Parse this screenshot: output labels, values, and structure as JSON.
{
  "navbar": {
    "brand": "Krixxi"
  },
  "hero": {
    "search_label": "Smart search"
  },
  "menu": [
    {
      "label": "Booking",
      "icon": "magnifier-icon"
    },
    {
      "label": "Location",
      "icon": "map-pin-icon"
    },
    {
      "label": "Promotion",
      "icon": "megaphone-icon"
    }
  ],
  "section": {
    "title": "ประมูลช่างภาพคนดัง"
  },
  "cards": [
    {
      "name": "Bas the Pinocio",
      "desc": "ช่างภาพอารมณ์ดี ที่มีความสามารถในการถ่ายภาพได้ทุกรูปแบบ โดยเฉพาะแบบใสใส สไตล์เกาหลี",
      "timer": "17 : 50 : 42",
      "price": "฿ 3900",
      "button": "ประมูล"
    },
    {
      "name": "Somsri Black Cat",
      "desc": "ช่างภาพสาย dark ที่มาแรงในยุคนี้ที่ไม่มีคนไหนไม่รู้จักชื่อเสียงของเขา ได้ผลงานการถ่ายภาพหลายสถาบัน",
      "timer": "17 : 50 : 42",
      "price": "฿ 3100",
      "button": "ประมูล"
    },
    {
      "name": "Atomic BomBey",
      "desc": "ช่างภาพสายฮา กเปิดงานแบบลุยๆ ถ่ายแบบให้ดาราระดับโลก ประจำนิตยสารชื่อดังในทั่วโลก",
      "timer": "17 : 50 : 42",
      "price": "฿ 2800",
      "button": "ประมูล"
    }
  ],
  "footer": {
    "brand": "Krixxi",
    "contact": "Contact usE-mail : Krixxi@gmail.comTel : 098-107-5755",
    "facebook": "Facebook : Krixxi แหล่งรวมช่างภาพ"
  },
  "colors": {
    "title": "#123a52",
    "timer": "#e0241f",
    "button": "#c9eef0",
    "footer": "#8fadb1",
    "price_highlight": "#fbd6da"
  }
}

..........

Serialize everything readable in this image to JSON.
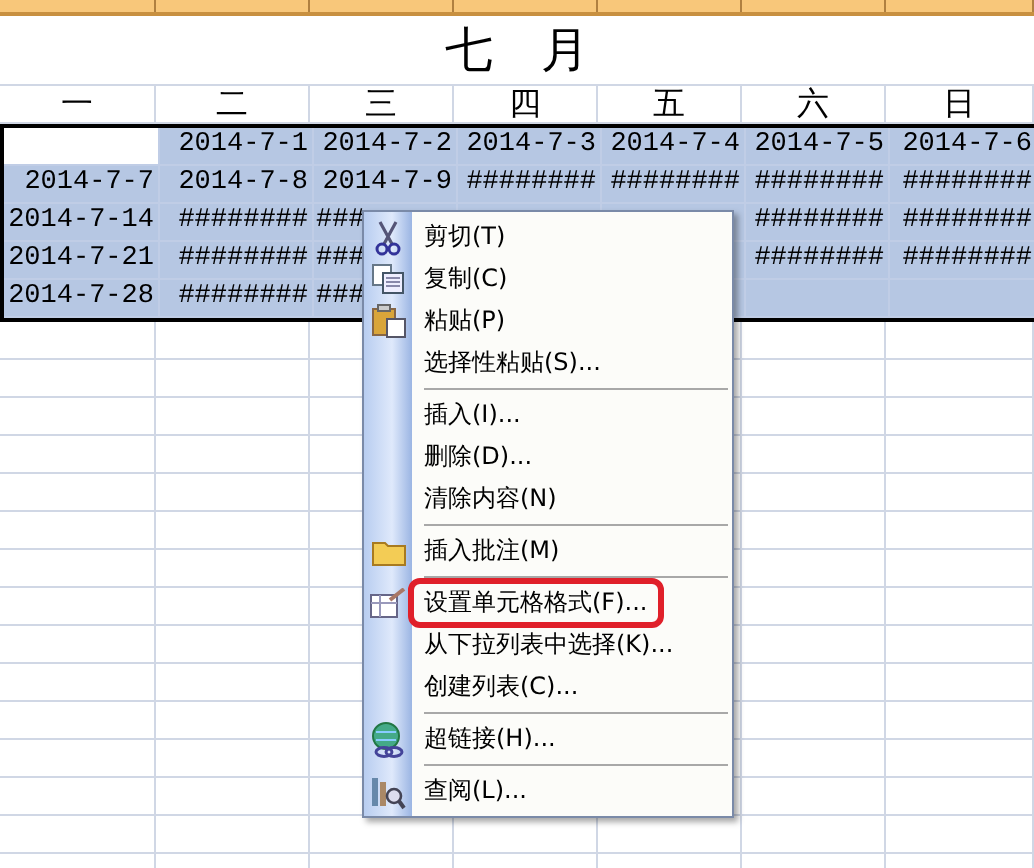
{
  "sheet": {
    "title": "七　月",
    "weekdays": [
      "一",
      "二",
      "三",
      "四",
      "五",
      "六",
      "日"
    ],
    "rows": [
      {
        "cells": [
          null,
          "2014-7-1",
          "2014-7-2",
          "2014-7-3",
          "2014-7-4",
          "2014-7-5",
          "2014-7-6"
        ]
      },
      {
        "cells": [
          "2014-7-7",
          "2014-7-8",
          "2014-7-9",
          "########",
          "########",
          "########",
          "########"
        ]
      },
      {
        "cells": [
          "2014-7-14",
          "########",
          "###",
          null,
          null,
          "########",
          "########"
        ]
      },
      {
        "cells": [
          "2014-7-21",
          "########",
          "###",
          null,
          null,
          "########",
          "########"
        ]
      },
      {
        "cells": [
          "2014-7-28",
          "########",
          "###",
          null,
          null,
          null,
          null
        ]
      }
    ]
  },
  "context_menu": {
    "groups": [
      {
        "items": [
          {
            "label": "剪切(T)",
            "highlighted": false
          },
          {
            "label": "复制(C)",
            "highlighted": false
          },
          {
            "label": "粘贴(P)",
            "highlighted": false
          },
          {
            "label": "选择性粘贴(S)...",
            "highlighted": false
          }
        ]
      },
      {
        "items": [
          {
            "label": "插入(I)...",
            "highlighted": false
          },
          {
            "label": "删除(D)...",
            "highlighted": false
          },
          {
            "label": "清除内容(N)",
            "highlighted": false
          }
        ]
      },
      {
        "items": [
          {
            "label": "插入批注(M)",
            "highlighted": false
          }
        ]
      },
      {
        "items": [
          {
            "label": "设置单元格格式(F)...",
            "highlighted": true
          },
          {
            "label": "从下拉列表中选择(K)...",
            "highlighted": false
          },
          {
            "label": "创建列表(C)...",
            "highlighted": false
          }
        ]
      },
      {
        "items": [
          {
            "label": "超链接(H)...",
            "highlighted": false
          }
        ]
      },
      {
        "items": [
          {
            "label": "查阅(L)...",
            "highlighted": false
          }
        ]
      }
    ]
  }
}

..........

* [Task directions]: Report each line in the data that holds the word "name".

* [Full output]:
      "name": "Bas the Pinocio",
      "name": "Somsri Black Cat",
      "name": "Atomic BomBey",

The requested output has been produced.